§ REQUEST: Please restate the following records word for word.

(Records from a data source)
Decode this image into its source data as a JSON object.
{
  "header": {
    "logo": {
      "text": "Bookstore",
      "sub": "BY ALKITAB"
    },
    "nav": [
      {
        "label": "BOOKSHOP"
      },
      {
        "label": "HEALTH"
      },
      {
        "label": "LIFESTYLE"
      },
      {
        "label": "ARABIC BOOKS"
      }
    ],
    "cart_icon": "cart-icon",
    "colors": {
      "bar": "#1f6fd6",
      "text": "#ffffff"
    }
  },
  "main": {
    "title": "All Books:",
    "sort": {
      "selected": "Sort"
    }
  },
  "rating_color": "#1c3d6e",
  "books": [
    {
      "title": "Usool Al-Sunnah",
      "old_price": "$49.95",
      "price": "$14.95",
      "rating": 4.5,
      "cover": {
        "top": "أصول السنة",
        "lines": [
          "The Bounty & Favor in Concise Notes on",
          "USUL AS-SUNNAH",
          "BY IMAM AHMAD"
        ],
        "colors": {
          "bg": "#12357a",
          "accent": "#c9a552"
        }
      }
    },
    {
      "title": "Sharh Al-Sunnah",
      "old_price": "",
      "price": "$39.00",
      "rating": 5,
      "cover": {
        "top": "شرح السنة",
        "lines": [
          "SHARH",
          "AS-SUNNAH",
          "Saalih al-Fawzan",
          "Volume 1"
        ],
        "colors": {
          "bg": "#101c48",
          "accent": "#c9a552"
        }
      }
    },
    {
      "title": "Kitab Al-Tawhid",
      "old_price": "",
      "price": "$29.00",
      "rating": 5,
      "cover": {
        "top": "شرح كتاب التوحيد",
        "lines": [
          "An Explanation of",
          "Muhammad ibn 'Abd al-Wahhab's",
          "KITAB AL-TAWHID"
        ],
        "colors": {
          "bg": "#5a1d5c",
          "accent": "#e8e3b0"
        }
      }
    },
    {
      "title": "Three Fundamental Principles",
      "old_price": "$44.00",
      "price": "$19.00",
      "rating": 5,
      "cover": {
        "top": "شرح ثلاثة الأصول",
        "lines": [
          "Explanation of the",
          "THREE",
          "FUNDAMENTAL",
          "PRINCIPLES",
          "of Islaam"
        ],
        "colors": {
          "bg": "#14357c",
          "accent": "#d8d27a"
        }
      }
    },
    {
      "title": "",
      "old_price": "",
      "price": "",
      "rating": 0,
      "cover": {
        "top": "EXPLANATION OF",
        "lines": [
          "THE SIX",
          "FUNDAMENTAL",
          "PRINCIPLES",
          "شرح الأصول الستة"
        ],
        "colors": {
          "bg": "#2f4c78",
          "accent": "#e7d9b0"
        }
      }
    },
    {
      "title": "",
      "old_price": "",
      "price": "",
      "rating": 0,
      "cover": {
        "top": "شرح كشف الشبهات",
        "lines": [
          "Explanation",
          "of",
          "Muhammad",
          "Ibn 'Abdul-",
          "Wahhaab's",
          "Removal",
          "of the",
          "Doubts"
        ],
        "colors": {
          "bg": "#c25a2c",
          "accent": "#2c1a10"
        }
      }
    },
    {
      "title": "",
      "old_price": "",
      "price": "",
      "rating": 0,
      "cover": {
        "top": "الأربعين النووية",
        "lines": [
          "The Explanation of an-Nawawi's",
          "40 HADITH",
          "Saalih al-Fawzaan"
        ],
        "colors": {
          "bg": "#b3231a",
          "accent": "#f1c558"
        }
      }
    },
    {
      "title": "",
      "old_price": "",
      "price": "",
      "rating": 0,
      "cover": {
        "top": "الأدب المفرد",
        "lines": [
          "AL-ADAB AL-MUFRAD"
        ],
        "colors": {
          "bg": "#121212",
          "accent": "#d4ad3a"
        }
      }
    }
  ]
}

§ CORRECT RESPONSE:
Decode this image into its source data as a JSON object.
{
  "header": {
    "logo": {
      "text": "Bookstore",
      "sub": "BY ALKITAB"
    },
    "nav": [
      {
        "label": "BOOKSHOP"
      },
      {
        "label": "HEALTH"
      },
      {
        "label": "LIFESTYLE"
      },
      {
        "label": "ARABIC BOOKS"
      }
    ],
    "cart_icon": "cart-icon",
    "colors": {
      "bar": "#1f6fd6",
      "text": "#ffffff"
    }
  },
  "main": {
    "title": "All Books:",
    "sort": {
      "selected": "Sort"
    }
  },
  "rating_color": "#1c3d6e",
  "books": [
    {
      "title": "Usool Al-Sunnah",
      "old_price": "$49.95",
      "price": "$14.95",
      "rating": 4.5,
      "cover": {
        "top": "أصول السنة",
        "lines": [
          "The Bounty & Favor in Concise Notes on",
          "USUL AS-SUNNAH",
          "BY IMAM AHMAD"
        ],
        "colors": {
          "bg": "#12357a",
          "accent": "#c9a552"
        }
      }
    },
    {
      "title": "Sharh Al-Sunnah",
      "old_price": "",
      "price": "$39.00",
      "rating": 5,
      "cover": {
        "top": "شرح السنة",
        "lines": [
          "SHARH",
          "AS-SUNNAH",
          "Saalih al-Fawzan",
          "Volume 1"
        ],
        "colors": {
          "bg": "#101c48",
          "accent": "#c9a552"
        }
      }
    },
    {
      "title": "Kitab Al-Tawhid",
      "old_price": "",
      "price": "$29.00",
      "rating": 5,
      "cover": {
        "top": "شرح كتاب التوحيد",
        "lines": [
          "An Explanation of",
          "Muhammad ibn 'Abd al-Wahhab's",
          "KITAB AL-TAWHID"
        ],
        "colors": {
          "bg": "#5a1d5c",
          "accent": "#e8e3b0"
        }
      }
    },
    {
      "title": "Three Fundamental Principles",
      "old_price": "$44.00",
      "price": "$19.00",
      "rating": 5,
      "cover": {
        "top": "شرح ثلاثة الأصول",
        "lines": [
          "Explanation of the",
          "THREE",
          "FUNDAMENTAL",
          "PRINCIPLES",
          "of Islaam"
        ],
        "colors": {
          "bg": "#14357c",
          "accent": "#d8d27a"
        }
      }
    },
    {
      "title": "",
      "old_price": "",
      "price": "",
      "rating": 0,
      "cover": {
        "top": "EXPLANATION OF",
        "lines": [
          "THE SIX",
          "FUNDAMENTAL",
          "PRINCIPLES",
          "شرح الأصول الستة"
        ],
        "colors": {
          "bg": "#2f4c78",
          "accent": "#e7d9b0"
        }
      }
    },
    {
      "title": "",
      "old_price": "",
      "price": "",
      "rating": 0,
      "cover": {
        "top": "شرح كشف الشبهات",
        "lines": [
          "Explanation",
          "of",
          "Muhammad",
          "Ibn 'Abdul-",
          "Wahhaab's",
          "Removal",
          "of the",
          "Doubts"
        ],
        "colors": {
          "bg": "#c25a2c",
          "accent": "#2c1a10"
        }
      }
    },
    {
      "title": "",
      "old_price": "",
      "price": "",
      "rating": 0,
      "cover": {
        "top": "الأربعين النووية",
        "lines": [
          "The Explanation of an-Nawawi's",
          "40 HADITH",
          "Saalih al-Fawzaan"
        ],
        "colors": {
          "bg": "#b3231a",
          "accent": "#f1c558"
        }
      }
    },
    {
      "title": "",
      "old_price": "",
      "price": "",
      "rating": 0,
      "cover": {
        "top": "الأدب المفرد",
        "lines": [
          "AL-ADAB AL-MUFRAD"
        ],
        "colors": {
          "bg": "#121212",
          "accent": "#d4ad3a"
        }
      }
    }
  ]
}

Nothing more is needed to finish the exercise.